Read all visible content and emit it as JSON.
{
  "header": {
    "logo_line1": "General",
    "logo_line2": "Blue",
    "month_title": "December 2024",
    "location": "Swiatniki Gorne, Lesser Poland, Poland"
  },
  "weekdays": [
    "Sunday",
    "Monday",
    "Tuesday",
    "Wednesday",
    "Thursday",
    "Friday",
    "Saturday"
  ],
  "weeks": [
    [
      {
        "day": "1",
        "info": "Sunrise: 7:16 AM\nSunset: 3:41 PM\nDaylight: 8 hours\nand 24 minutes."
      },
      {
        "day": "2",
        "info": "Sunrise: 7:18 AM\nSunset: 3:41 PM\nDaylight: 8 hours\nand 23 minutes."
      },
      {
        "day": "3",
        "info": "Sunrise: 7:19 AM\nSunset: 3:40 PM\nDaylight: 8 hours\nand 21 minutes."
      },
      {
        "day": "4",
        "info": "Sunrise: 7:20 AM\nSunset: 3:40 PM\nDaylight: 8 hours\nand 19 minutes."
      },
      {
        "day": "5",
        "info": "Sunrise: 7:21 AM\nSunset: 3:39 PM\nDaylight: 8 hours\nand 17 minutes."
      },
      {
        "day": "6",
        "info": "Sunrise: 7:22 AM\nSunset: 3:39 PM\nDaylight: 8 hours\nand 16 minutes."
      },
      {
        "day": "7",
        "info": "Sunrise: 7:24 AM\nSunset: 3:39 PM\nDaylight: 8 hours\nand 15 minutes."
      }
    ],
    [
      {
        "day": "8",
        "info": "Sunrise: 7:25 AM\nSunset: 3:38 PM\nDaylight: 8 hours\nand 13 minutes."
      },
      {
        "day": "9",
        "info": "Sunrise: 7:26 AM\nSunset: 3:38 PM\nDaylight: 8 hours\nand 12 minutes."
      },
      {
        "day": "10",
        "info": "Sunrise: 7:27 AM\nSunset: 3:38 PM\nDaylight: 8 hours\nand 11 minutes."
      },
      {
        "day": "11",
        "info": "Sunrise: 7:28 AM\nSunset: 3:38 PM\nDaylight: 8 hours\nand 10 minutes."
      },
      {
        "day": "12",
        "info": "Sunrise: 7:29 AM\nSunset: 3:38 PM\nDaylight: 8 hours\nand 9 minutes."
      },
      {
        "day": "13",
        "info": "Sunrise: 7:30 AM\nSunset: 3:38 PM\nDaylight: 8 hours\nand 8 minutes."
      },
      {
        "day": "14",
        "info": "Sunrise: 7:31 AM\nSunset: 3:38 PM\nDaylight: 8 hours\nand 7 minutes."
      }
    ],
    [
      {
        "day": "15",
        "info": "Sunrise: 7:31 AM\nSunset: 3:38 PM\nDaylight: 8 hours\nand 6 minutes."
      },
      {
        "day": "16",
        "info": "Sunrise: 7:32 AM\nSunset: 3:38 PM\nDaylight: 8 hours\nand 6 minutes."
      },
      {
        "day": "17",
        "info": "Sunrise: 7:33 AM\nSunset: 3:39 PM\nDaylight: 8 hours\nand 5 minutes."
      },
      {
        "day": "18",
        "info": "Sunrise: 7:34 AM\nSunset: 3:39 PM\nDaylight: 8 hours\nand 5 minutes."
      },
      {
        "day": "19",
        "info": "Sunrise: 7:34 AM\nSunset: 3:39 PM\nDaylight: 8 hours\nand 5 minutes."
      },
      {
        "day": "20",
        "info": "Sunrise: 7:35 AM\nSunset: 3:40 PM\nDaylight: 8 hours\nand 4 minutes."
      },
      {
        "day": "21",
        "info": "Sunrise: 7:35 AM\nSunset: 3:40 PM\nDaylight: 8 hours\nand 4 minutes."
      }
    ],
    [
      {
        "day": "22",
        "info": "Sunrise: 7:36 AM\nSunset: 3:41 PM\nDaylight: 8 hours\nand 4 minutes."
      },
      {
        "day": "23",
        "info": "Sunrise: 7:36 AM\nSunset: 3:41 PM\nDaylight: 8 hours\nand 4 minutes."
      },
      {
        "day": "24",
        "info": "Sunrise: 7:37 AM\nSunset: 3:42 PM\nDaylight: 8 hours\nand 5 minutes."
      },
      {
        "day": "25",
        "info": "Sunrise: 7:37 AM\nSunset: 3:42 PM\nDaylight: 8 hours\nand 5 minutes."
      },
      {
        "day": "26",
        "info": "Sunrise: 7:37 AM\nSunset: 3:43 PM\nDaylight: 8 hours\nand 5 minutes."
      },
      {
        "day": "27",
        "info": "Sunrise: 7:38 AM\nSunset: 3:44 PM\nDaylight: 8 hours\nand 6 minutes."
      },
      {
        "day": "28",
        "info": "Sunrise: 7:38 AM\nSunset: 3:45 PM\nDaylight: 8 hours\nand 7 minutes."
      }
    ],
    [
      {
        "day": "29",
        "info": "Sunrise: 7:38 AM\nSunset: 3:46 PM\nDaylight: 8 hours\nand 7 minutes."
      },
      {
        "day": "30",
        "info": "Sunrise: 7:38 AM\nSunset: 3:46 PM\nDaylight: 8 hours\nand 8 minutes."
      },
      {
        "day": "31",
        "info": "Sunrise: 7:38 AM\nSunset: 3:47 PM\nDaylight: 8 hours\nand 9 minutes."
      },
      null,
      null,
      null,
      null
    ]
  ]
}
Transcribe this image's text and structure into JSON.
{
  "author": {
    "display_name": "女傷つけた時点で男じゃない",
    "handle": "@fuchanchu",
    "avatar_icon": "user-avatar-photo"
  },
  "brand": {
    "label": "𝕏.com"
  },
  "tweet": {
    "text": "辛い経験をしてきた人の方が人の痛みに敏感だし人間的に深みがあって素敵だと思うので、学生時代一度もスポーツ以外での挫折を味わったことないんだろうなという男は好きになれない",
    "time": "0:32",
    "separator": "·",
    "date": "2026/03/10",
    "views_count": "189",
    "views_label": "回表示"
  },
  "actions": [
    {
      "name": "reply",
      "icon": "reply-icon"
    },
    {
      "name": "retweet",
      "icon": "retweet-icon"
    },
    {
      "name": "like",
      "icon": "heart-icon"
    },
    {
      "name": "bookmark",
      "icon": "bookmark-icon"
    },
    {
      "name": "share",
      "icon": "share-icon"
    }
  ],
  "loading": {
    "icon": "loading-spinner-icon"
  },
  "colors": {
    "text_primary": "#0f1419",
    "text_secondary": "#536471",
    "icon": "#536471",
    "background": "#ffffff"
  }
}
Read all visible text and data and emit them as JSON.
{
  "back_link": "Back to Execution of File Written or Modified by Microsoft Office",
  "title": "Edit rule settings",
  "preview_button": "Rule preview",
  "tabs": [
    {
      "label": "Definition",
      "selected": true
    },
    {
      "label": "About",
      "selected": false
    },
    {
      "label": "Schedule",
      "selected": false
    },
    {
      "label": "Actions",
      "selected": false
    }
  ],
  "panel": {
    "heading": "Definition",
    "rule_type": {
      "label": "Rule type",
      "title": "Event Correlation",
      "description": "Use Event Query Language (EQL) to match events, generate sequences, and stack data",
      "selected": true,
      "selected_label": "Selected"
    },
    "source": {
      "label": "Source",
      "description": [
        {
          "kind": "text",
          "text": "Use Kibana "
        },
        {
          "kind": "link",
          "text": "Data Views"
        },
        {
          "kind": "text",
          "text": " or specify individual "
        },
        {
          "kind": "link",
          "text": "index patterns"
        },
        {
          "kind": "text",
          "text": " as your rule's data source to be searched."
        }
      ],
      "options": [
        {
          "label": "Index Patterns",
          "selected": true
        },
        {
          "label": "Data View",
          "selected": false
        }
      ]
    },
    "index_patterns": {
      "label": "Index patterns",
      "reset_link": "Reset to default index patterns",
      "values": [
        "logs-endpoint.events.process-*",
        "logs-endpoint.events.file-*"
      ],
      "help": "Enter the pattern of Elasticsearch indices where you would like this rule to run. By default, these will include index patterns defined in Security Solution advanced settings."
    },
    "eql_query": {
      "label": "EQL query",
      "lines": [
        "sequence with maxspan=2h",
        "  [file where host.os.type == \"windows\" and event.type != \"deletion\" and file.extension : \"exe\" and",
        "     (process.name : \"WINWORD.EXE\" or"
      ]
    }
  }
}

-------

* THE EXERCISE
Which lines contain the word "visible"? Copy each one.

* RESULT BELOW
Read all visible content and emit it as JSON.
Read all visible text and data and emit them as JSON.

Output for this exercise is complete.